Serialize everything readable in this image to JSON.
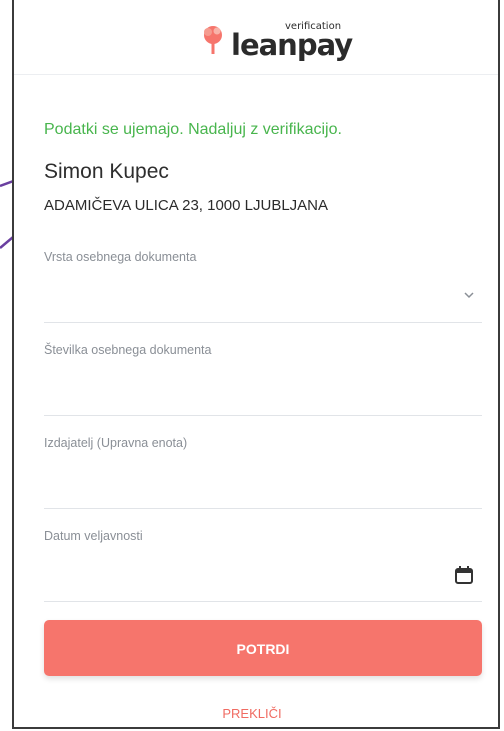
{
  "header": {
    "logo_text": "leanpay",
    "logo_sup": "verification"
  },
  "status": {
    "success_message": "Podatki se ujemajo. Nadaljuj z verifikacijo."
  },
  "person": {
    "name": "Simon Kupec",
    "address": "ADAMIČEVA ULICA 23, 1000 LJUBLJANA"
  },
  "form": {
    "fields": [
      {
        "label": "Vrsta osebnega dokumenta",
        "value": "",
        "icon": "chevron-down-icon"
      },
      {
        "label": "Številka osebnega dokumenta",
        "value": ""
      },
      {
        "label": "Izdajatelj (Upravna enota)",
        "value": ""
      },
      {
        "label": "Datum veljavnosti",
        "value": "",
        "icon": "calendar-icon"
      }
    ],
    "submit_label": "POTRDI",
    "cancel_label": "PREKLIČI"
  },
  "colors": {
    "accent": "#f6756c",
    "success": "#48b54d",
    "annotation_arrow": "#6a3fa0"
  }
}
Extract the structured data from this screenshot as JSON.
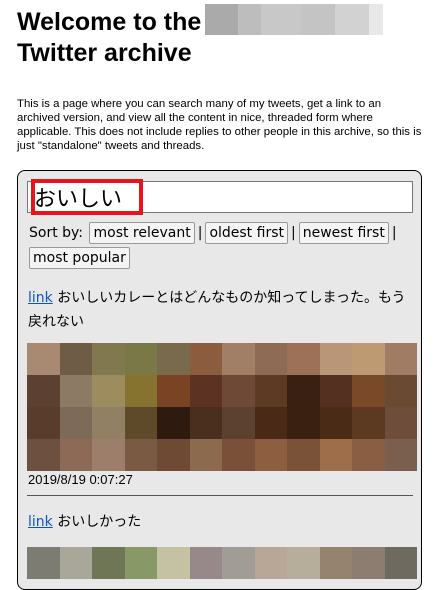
{
  "header": {
    "title_line1": "Welcome to the",
    "title_line2": "Twitter archive"
  },
  "intro": "This is a page where you can search many of my tweets, get a link to an archived version, and view all the content in nice, threaded form where applicable. This does not include replies to other people in this archive, so this is just \"standalone\" tweets and threads.",
  "search": {
    "value": "おいしい",
    "placeholder": ""
  },
  "sort": {
    "label": "Sort by:",
    "options": [
      "most relevant",
      "oldest first",
      "newest first",
      "most popular"
    ],
    "separator": "|"
  },
  "tweets": [
    {
      "link_label": "link",
      "text": "おいしいカレーとはどんなものか知ってしまった。もう戻れない",
      "date": "2019/8/19 0:07:27",
      "image_colors": [
        [
          "#a88a73",
          "#6e5c47",
          "#81784f",
          "#7b7848",
          "#7a6a4d",
          "#8b5c3e",
          "#a07f66",
          "#8e6b54",
          "#9d7158",
          "#b99677",
          "#be9a72",
          "#a07c65"
        ],
        [
          "#5c4132",
          "#8c7a64",
          "#9c8c5e",
          "#867330",
          "#7a4424",
          "#5c3322",
          "#6e4a36",
          "#5c3a24",
          "#3a2012",
          "#543020",
          "#7a4a28",
          "#6a4a33"
        ],
        [
          "#5a3c2c",
          "#7e6a58",
          "#918063",
          "#5e4a28",
          "#2e1a0e",
          "#4a2e1e",
          "#5c4030",
          "#4a2a16",
          "#3a2010",
          "#4a2c16",
          "#5c3a22",
          "#6e4e3a"
        ],
        [
          "#6e5040",
          "#8c6a56",
          "#9c7e6a",
          "#7a5a42",
          "#6e4a34",
          "#8c6a4e",
          "#7a5038",
          "#8e5e40",
          "#7a5238",
          "#9e6e4a",
          "#8a5e42",
          "#7a5e4e"
        ]
      ]
    },
    {
      "link_label": "link",
      "text": "おいしかった",
      "image_colors": [
        [
          "#7d7c72",
          "#a9a69a",
          "#6f7656",
          "#889866",
          "#c5c2a3",
          "#97898a",
          "#a29c96",
          "#b8a796",
          "#b6ae9b",
          "#958370",
          "#8d7c70",
          "#6e6a60"
        ]
      ]
    }
  ]
}
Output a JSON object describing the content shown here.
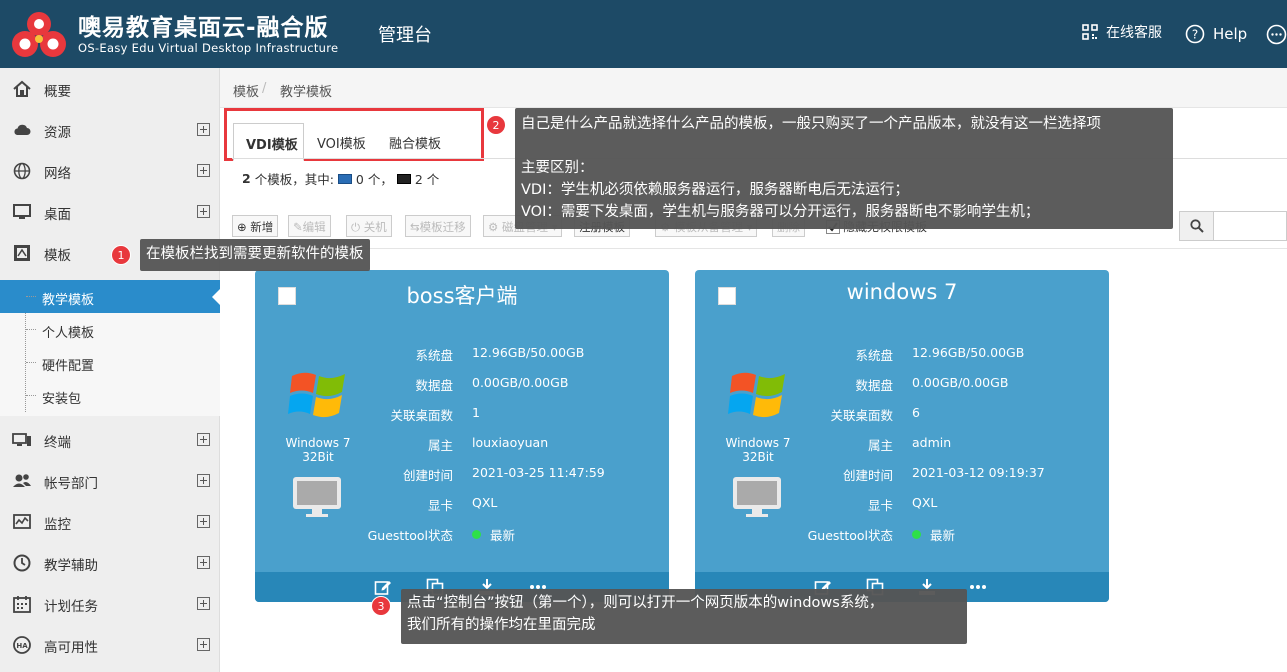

-- WHAT THIS TASK INVOLVES --
Please write out all of the material above without changing a word, and omit any pictures.

-- FINISHED TASK --
Serialize everything readable in this image to JSON.
{
  "header": {
    "logo_text": "leanpay",
    "logo_sup": "verification"
  },
  "status": {
    "success_message": "Podatki se ujemajo. Nadaljuj z verifikacijo."
  },
  "person": {
    "name": "Simon Kupec",
    "address": "ADAMIČEVA ULICA 23, 1000 LJUBLJANA"
  },
  "form": {
    "fields": [
      {
        "label": "Vrsta osebnega dokumenta",
        "value": "",
        "icon": "chevron-down-icon"
      },
      {
        "label": "Številka osebnega dokumenta",
        "value": ""
      },
      {
        "label": "Izdajatelj (Upravna enota)",
        "value": ""
      },
      {
        "label": "Datum veljavnosti",
        "value": "",
        "icon": "calendar-icon"
      }
    ],
    "submit_label": "POTRDI",
    "cancel_label": "PREKLIČI"
  },
  "colors": {
    "accent": "#f6756c",
    "success": "#48b54d",
    "annotation_arrow": "#6a3fa0"
  }
}
Extract the structured data from this screenshot as JSON.
{
  "header": {
    "title_line1": "Welcome to the",
    "title_line2": "Twitter archive"
  },
  "intro": "This is a page where you can search many of my tweets, get a link to an archived version, and view all the content in nice, threaded form where applicable. This does not include replies to other people in this archive, so this is just \"standalone\" tweets and threads.",
  "search": {
    "value": "おいしい",
    "placeholder": ""
  },
  "sort": {
    "label": "Sort by:",
    "options": [
      "most relevant",
      "oldest first",
      "newest first",
      "most popular"
    ],
    "separator": "|"
  },
  "tweets": [
    {
      "link_label": "link",
      "text": "おいしいカレーとはどんなものか知ってしまった。もう戻れない",
      "date": "2019/8/19 0:07:27",
      "image_colors": [
        [
          "#a88a73",
          "#6e5c47",
          "#81784f",
          "#7b7848",
          "#7a6a4d",
          "#8b5c3e",
          "#a07f66",
          "#8e6b54",
          "#9d7158",
          "#b99677",
          "#be9a72",
          "#a07c65"
        ],
        [
          "#5c4132",
          "#8c7a64",
          "#9c8c5e",
          "#867330",
          "#7a4424",
          "#5c3322",
          "#6e4a36",
          "#5c3a24",
          "#3a2012",
          "#543020",
          "#7a4a28",
          "#6a4a33"
        ],
        [
          "#5a3c2c",
          "#7e6a58",
          "#918063",
          "#5e4a28",
          "#2e1a0e",
          "#4a2e1e",
          "#5c4030",
          "#4a2a16",
          "#3a2010",
          "#4a2c16",
          "#5c3a22",
          "#6e4e3a"
        ],
        [
          "#6e5040",
          "#8c6a56",
          "#9c7e6a",
          "#7a5a42",
          "#6e4a34",
          "#8c6a4e",
          "#7a5038",
          "#8e5e40",
          "#7a5238",
          "#9e6e4a",
          "#8a5e42",
          "#7a5e4e"
        ]
      ]
    },
    {
      "link_label": "link",
      "text": "おいしかった",
      "image_colors": [
        [
          "#7d7c72",
          "#a9a69a",
          "#6f7656",
          "#889866",
          "#c5c2a3",
          "#97898a",
          "#a29c96",
          "#b8a796",
          "#b6ae9b",
          "#958370",
          "#8d7c70",
          "#6e6a60"
        ]
      ]
    }
  ]
}
Output a JSON object describing the content shown here.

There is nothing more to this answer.